Records:
================================

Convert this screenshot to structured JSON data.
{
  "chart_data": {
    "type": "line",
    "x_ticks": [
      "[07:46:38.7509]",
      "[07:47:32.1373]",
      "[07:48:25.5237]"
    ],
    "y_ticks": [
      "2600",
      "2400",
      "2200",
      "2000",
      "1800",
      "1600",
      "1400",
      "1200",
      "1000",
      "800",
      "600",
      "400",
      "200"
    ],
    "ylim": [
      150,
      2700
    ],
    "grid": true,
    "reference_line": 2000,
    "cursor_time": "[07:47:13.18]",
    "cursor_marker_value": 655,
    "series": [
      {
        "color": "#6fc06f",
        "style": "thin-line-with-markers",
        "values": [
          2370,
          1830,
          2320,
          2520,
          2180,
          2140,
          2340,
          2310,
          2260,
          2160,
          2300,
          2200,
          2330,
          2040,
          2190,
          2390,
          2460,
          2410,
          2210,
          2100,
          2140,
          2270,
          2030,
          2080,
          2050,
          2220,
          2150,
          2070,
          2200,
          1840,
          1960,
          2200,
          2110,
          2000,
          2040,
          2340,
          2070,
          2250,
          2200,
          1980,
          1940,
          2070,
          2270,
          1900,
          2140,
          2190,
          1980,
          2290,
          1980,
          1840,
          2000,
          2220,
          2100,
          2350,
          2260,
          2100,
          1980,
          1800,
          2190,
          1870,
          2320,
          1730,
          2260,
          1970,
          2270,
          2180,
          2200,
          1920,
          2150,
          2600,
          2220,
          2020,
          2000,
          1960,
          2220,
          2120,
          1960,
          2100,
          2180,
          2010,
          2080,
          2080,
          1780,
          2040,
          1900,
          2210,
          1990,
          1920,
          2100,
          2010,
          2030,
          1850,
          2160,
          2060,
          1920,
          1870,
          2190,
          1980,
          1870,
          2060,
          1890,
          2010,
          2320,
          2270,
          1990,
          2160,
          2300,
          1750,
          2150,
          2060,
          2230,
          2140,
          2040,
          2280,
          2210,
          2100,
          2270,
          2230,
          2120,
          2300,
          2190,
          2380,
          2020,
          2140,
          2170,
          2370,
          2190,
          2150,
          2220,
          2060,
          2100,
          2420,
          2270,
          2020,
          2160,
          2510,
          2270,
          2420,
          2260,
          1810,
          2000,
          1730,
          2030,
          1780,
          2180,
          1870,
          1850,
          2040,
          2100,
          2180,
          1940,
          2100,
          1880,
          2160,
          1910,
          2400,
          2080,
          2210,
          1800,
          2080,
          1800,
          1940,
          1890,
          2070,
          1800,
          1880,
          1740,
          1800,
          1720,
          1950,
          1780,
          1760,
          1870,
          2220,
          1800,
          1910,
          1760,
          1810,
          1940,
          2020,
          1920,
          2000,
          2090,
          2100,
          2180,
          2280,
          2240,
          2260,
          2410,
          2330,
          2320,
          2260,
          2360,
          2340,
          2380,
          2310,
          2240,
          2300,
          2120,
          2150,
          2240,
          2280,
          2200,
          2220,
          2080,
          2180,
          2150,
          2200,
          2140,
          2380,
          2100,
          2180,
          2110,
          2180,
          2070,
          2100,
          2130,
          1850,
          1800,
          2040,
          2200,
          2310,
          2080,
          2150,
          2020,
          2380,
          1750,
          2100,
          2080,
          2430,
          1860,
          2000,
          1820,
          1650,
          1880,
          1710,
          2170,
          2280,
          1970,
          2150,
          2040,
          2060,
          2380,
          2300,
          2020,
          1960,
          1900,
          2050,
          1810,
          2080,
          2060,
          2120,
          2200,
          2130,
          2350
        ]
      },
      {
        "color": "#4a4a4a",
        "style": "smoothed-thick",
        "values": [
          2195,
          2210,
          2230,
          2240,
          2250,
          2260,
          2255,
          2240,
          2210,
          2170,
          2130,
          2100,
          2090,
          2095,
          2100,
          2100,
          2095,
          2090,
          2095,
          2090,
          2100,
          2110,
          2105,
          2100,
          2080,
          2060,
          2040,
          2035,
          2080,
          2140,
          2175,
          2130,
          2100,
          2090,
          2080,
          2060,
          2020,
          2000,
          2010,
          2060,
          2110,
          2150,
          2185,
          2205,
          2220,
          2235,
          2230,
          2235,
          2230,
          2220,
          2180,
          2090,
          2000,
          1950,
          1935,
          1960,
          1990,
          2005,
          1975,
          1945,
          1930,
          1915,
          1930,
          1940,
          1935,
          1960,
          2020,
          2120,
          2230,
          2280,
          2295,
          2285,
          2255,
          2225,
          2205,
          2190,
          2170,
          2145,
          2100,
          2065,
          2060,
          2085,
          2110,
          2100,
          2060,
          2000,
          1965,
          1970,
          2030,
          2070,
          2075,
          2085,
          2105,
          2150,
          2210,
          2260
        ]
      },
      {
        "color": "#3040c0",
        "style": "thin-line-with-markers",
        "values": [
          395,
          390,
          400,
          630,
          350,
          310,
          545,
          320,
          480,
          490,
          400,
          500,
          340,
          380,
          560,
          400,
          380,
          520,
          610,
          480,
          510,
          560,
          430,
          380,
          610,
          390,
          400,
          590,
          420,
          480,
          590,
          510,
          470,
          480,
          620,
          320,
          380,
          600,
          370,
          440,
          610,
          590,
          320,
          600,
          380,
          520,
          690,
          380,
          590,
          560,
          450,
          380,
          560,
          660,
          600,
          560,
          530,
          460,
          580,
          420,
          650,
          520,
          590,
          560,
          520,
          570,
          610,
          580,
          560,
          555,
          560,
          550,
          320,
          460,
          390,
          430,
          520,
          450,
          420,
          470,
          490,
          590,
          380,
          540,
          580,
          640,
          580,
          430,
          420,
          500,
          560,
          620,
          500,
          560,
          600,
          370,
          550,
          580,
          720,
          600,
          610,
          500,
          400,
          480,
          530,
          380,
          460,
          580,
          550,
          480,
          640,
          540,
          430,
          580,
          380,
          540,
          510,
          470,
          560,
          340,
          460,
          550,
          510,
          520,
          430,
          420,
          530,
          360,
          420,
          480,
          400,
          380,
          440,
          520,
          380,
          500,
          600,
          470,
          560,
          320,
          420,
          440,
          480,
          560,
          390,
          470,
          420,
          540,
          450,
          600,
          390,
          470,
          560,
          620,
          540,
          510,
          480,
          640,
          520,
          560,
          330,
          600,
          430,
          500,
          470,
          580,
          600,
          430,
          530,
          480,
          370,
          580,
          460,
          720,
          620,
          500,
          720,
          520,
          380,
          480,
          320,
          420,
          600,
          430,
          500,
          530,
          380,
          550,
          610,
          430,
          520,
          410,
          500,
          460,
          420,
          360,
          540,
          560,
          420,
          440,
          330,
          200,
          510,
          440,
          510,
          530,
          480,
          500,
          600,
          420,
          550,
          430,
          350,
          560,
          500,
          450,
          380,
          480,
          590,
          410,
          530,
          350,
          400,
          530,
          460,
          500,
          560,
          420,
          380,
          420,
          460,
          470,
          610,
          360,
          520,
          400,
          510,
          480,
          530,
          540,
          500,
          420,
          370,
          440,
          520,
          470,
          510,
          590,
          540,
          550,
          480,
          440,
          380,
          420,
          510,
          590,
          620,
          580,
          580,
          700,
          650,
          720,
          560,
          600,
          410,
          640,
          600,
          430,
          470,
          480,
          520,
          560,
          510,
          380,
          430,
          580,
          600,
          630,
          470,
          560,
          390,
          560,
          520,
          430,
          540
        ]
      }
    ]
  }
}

================================

Written instruction: Type out the entries again, word for word.

Answer to the exercise:
Convert this screenshot to structured JSON data.
{
  "chart_data": {
    "type": "line",
    "x_ticks": [
      "[07:46:38.7509]",
      "[07:47:32.1373]",
      "[07:48:25.5237]"
    ],
    "y_ticks": [
      "2600",
      "2400",
      "2200",
      "2000",
      "1800",
      "1600",
      "1400",
      "1200",
      "1000",
      "800",
      "600",
      "400",
      "200"
    ],
    "ylim": [
      150,
      2700
    ],
    "grid": true,
    "reference_line": 2000,
    "cursor_time": "[07:47:13.18]",
    "cursor_marker_value": 655,
    "series": [
      {
        "color": "#6fc06f",
        "style": "thin-line-with-markers",
        "values": [
          2370,
          1830,
          2320,
          2520,
          2180,
          2140,
          2340,
          2310,
          2260,
          2160,
          2300,
          2200,
          2330,
          2040,
          2190,
          2390,
          2460,
          2410,
          2210,
          2100,
          2140,
          2270,
          2030,
          2080,
          2050,
          2220,
          2150,
          2070,
          2200,
          1840,
          1960,
          2200,
          2110,
          2000,
          2040,
          2340,
          2070,
          2250,
          2200,
          1980,
          1940,
          2070,
          2270,
          1900,
          2140,
          2190,
          1980,
          2290,
          1980,
          1840,
          2000,
          2220,
          2100,
          2350,
          2260,
          2100,
          1980,
          1800,
          2190,
          1870,
          2320,
          1730,
          2260,
          1970,
          2270,
          2180,
          2200,
          1920,
          2150,
          2600,
          2220,
          2020,
          2000,
          1960,
          2220,
          2120,
          1960,
          2100,
          2180,
          2010,
          2080,
          2080,
          1780,
          2040,
          1900,
          2210,
          1990,
          1920,
          2100,
          2010,
          2030,
          1850,
          2160,
          2060,
          1920,
          1870,
          2190,
          1980,
          1870,
          2060,
          1890,
          2010,
          2320,
          2270,
          1990,
          2160,
          2300,
          1750,
          2150,
          2060,
          2230,
          2140,
          2040,
          2280,
          2210,
          2100,
          2270,
          2230,
          2120,
          2300,
          2190,
          2380,
          2020,
          2140,
          2170,
          2370,
          2190,
          2150,
          2220,
          2060,
          2100,
          2420,
          2270,
          2020,
          2160,
          2510,
          2270,
          2420,
          2260,
          1810,
          2000,
          1730,
          2030,
          1780,
          2180,
          1870,
          1850,
          2040,
          2100,
          2180,
          1940,
          2100,
          1880,
          2160,
          1910,
          2400,
          2080,
          2210,
          1800,
          2080,
          1800,
          1940,
          1890,
          2070,
          1800,
          1880,
          1740,
          1800,
          1720,
          1950,
          1780,
          1760,
          1870,
          2220,
          1800,
          1910,
          1760,
          1810,
          1940,
          2020,
          1920,
          2000,
          2090,
          2100,
          2180,
          2280,
          2240,
          2260,
          2410,
          2330,
          2320,
          2260,
          2360,
          2340,
          2380,
          2310,
          2240,
          2300,
          2120,
          2150,
          2240,
          2280,
          2200,
          2220,
          2080,
          2180,
          2150,
          2200,
          2140,
          2380,
          2100,
          2180,
          2110,
          2180,
          2070,
          2100,
          2130,
          1850,
          1800,
          2040,
          2200,
          2310,
          2080,
          2150,
          2020,
          2380,
          1750,
          2100,
          2080,
          2430,
          1860,
          2000,
          1820,
          1650,
          1880,
          1710,
          2170,
          2280,
          1970,
          2150,
          2040,
          2060,
          2380,
          2300,
          2020,
          1960,
          1900,
          2050,
          1810,
          2080,
          2060,
          2120,
          2200,
          2130,
          2350
        ]
      },
      {
        "color": "#4a4a4a",
        "style": "smoothed-thick",
        "values": [
          2195,
          2210,
          2230,
          2240,
          2250,
          2260,
          2255,
          2240,
          2210,
          2170,
          2130,
          2100,
          2090,
          2095,
          2100,
          2100,
          2095,
          2090,
          2095,
          2090,
          2100,
          2110,
          2105,
          2100,
          2080,
          2060,
          2040,
          2035,
          2080,
          2140,
          2175,
          2130,
          2100,
          2090,
          2080,
          2060,
          2020,
          2000,
          2010,
          2060,
          2110,
          2150,
          2185,
          2205,
          2220,
          2235,
          2230,
          2235,
          2230,
          2220,
          2180,
          2090,
          2000,
          1950,
          1935,
          1960,
          1990,
          2005,
          1975,
          1945,
          1930,
          1915,
          1930,
          1940,
          1935,
          1960,
          2020,
          2120,
          2230,
          2280,
          2295,
          2285,
          2255,
          2225,
          2205,
          2190,
          2170,
          2145,
          2100,
          2065,
          2060,
          2085,
          2110,
          2100,
          2060,
          2000,
          1965,
          1970,
          2030,
          2070,
          2075,
          2085,
          2105,
          2150,
          2210,
          2260
        ]
      },
      {
        "color": "#3040c0",
        "style": "thin-line-with-markers",
        "values": [
          395,
          390,
          400,
          630,
          350,
          310,
          545,
          320,
          480,
          490,
          400,
          500,
          340,
          380,
          560,
          400,
          380,
          520,
          610,
          480,
          510,
          560,
          430,
          380,
          610,
          390,
          400,
          590,
          420,
          480,
          590,
          510,
          470,
          480,
          620,
          320,
          380,
          600,
          370,
          440,
          610,
          590,
          320,
          600,
          380,
          520,
          690,
          380,
          590,
          560,
          450,
          380,
          560,
          660,
          600,
          560,
          530,
          460,
          580,
          420,
          650,
          520,
          590,
          560,
          520,
          570,
          610,
          580,
          560,
          555,
          560,
          550,
          320,
          460,
          390,
          430,
          520,
          450,
          420,
          470,
          490,
          590,
          380,
          540,
          580,
          640,
          580,
          430,
          420,
          500,
          560,
          620,
          500,
          560,
          600,
          370,
          550,
          580,
          720,
          600,
          610,
          500,
          400,
          480,
          530,
          380,
          460,
          580,
          550,
          480,
          640,
          540,
          430,
          580,
          380,
          540,
          510,
          470,
          560,
          340,
          460,
          550,
          510,
          520,
          430,
          420,
          530,
          360,
          420,
          480,
          400,
          380,
          440,
          520,
          380,
          500,
          600,
          470,
          560,
          320,
          420,
          440,
          480,
          560,
          390,
          470,
          420,
          540,
          450,
          600,
          390,
          470,
          560,
          620,
          540,
          510,
          480,
          640,
          520,
          560,
          330,
          600,
          430,
          500,
          470,
          580,
          600,
          430,
          530,
          480,
          370,
          580,
          460,
          720,
          620,
          500,
          720,
          520,
          380,
          480,
          320,
          420,
          600,
          430,
          500,
          530,
          380,
          550,
          610,
          430,
          520,
          410,
          500,
          460,
          420,
          360,
          540,
          560,
          420,
          440,
          330,
          200,
          510,
          440,
          510,
          530,
          480,
          500,
          600,
          420,
          550,
          430,
          350,
          560,
          500,
          450,
          380,
          480,
          590,
          410,
          530,
          350,
          400,
          530,
          460,
          500,
          560,
          420,
          380,
          420,
          460,
          470,
          610,
          360,
          520,
          400,
          510,
          480,
          530,
          540,
          500,
          420,
          370,
          440,
          520,
          470,
          510,
          590,
          540,
          550,
          480,
          440,
          380,
          420,
          510,
          590,
          620,
          580,
          580,
          700,
          650,
          720,
          560,
          600,
          410,
          640,
          600,
          430,
          470,
          480,
          520,
          560,
          510,
          380,
          430,
          580,
          600,
          630,
          470,
          560,
          390,
          560,
          520,
          430,
          540
        ]
      }
    ]
  }
}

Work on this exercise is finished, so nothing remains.